[Start Source data]

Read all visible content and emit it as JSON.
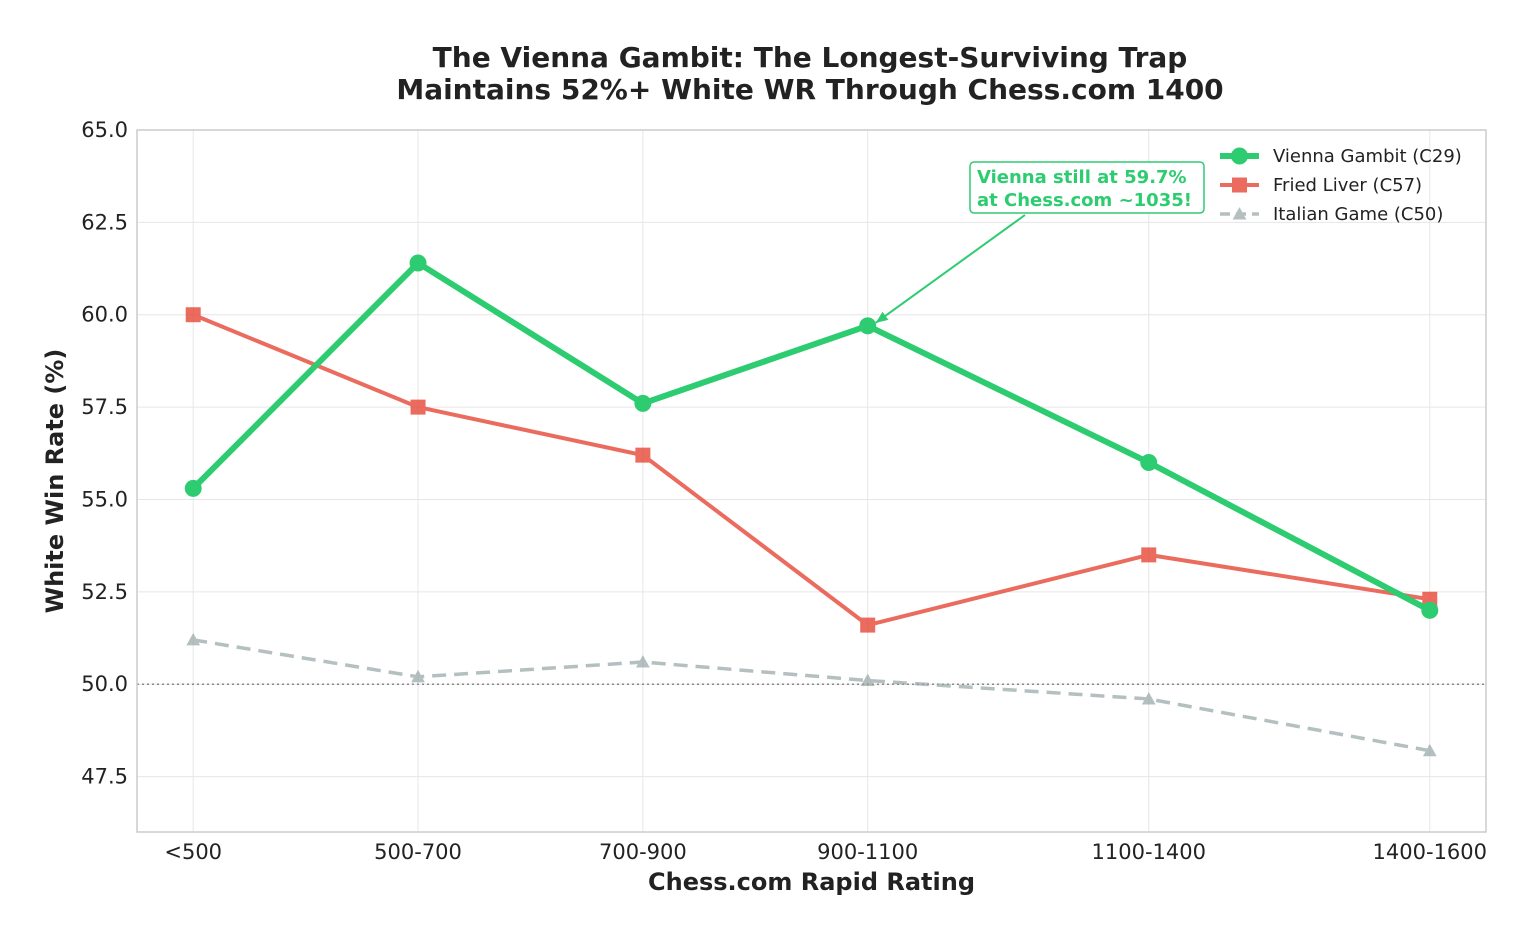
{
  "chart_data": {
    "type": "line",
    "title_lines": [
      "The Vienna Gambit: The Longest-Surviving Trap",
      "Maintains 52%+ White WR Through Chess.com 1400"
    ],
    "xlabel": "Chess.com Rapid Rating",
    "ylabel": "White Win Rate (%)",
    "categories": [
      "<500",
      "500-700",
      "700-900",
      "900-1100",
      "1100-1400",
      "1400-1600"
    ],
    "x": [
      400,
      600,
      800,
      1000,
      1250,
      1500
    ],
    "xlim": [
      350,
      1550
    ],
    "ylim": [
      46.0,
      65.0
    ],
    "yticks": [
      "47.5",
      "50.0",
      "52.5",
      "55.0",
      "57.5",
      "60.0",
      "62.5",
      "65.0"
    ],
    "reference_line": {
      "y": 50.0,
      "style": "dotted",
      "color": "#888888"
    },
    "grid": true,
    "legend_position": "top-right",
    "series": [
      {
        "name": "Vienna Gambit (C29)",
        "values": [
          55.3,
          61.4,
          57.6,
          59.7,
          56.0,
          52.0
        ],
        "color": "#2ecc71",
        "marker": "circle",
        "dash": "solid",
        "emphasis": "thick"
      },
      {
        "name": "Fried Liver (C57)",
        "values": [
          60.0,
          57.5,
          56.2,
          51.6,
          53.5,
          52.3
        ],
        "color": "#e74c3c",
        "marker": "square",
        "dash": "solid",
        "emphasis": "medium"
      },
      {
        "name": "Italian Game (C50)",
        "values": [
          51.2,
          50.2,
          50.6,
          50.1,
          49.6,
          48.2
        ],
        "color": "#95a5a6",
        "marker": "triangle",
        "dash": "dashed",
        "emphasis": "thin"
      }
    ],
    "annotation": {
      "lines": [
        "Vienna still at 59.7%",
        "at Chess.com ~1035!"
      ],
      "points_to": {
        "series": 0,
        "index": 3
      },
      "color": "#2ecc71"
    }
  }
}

[End Source data]
[Start Source data]

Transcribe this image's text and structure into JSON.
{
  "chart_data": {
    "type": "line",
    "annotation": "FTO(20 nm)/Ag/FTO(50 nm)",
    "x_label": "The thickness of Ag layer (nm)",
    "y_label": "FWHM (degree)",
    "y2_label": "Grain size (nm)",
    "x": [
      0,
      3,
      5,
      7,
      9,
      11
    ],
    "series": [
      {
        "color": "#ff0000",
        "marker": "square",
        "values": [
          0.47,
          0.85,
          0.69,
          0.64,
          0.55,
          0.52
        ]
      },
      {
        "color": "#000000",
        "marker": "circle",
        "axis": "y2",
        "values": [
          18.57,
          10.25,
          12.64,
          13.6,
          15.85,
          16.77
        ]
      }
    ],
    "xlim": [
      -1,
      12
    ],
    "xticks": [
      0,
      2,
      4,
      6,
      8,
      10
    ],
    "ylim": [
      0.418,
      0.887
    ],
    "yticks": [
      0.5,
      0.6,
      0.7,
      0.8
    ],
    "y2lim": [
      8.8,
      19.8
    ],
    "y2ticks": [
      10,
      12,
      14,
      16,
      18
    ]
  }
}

[End Source data]

Objective ::
Show the lines of the data that hold the word "annotation".

Exercise answer ::
    "annotation": {
    "annotation": "FTO(20 nm)/Ag/FTO(50 nm)",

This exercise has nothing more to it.